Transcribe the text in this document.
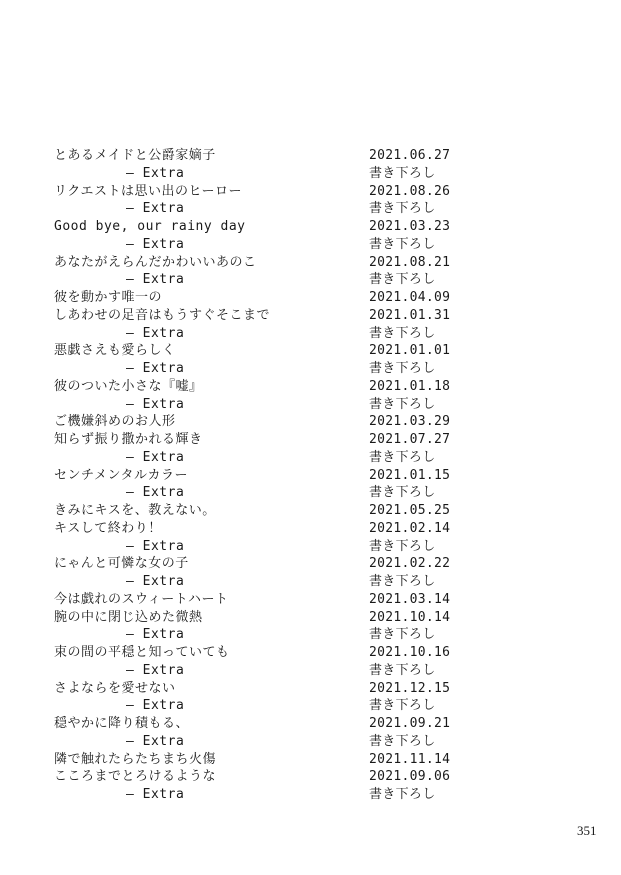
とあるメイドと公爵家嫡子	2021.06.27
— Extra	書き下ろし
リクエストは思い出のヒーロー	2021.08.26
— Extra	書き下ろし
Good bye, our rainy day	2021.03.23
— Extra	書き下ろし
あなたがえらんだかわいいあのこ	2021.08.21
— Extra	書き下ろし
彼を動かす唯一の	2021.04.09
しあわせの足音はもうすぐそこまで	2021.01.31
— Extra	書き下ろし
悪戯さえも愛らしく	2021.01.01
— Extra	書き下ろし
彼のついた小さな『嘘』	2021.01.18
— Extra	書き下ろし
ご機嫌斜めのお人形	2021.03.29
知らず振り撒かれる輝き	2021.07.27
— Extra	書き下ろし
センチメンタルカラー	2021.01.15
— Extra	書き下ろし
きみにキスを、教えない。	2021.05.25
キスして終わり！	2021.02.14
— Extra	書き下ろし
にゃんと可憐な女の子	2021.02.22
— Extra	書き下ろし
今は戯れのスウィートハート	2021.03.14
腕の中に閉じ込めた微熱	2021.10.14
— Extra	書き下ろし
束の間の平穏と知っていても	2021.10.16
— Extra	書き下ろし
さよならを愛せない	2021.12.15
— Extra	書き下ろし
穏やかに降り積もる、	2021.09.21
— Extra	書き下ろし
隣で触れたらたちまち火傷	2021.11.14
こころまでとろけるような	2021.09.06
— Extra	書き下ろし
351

== The task ==
Reproduce the listing exactly. Leave its pictures out.

== Reply ==
Transcribe the text in this document.
とあるメイドと公爵家嫡子	2021.06.27
— Extra	書き下ろし
リクエストは思い出のヒーロー	2021.08.26
— Extra	書き下ろし
Good bye, our rainy day	2021.03.23
— Extra	書き下ろし
あなたがえらんだかわいいあのこ	2021.08.21
— Extra	書き下ろし
彼を動かす唯一の	2021.04.09
しあわせの足音はもうすぐそこまで	2021.01.31
— Extra	書き下ろし
悪戯さえも愛らしく	2021.01.01
— Extra	書き下ろし
彼のついた小さな『嘘』	2021.01.18
— Extra	書き下ろし
ご機嫌斜めのお人形	2021.03.29
知らず振り撒かれる輝き	2021.07.27
— Extra	書き下ろし
センチメンタルカラー	2021.01.15
— Extra	書き下ろし
きみにキスを、教えない。	2021.05.25
キスして終わり！	2021.02.14
— Extra	書き下ろし
にゃんと可憐な女の子	2021.02.22
— Extra	書き下ろし
今は戯れのスウィートハート	2021.03.14
腕の中に閉じ込めた微熱	2021.10.14
— Extra	書き下ろし
束の間の平穏と知っていても	2021.10.16
— Extra	書き下ろし
さよならを愛せない	2021.12.15
— Extra	書き下ろし
穏やかに降り積もる、	2021.09.21
— Extra	書き下ろし
隣で触れたらたちまち火傷	2021.11.14
こころまでとろけるような	2021.09.06
— Extra	書き下ろし
351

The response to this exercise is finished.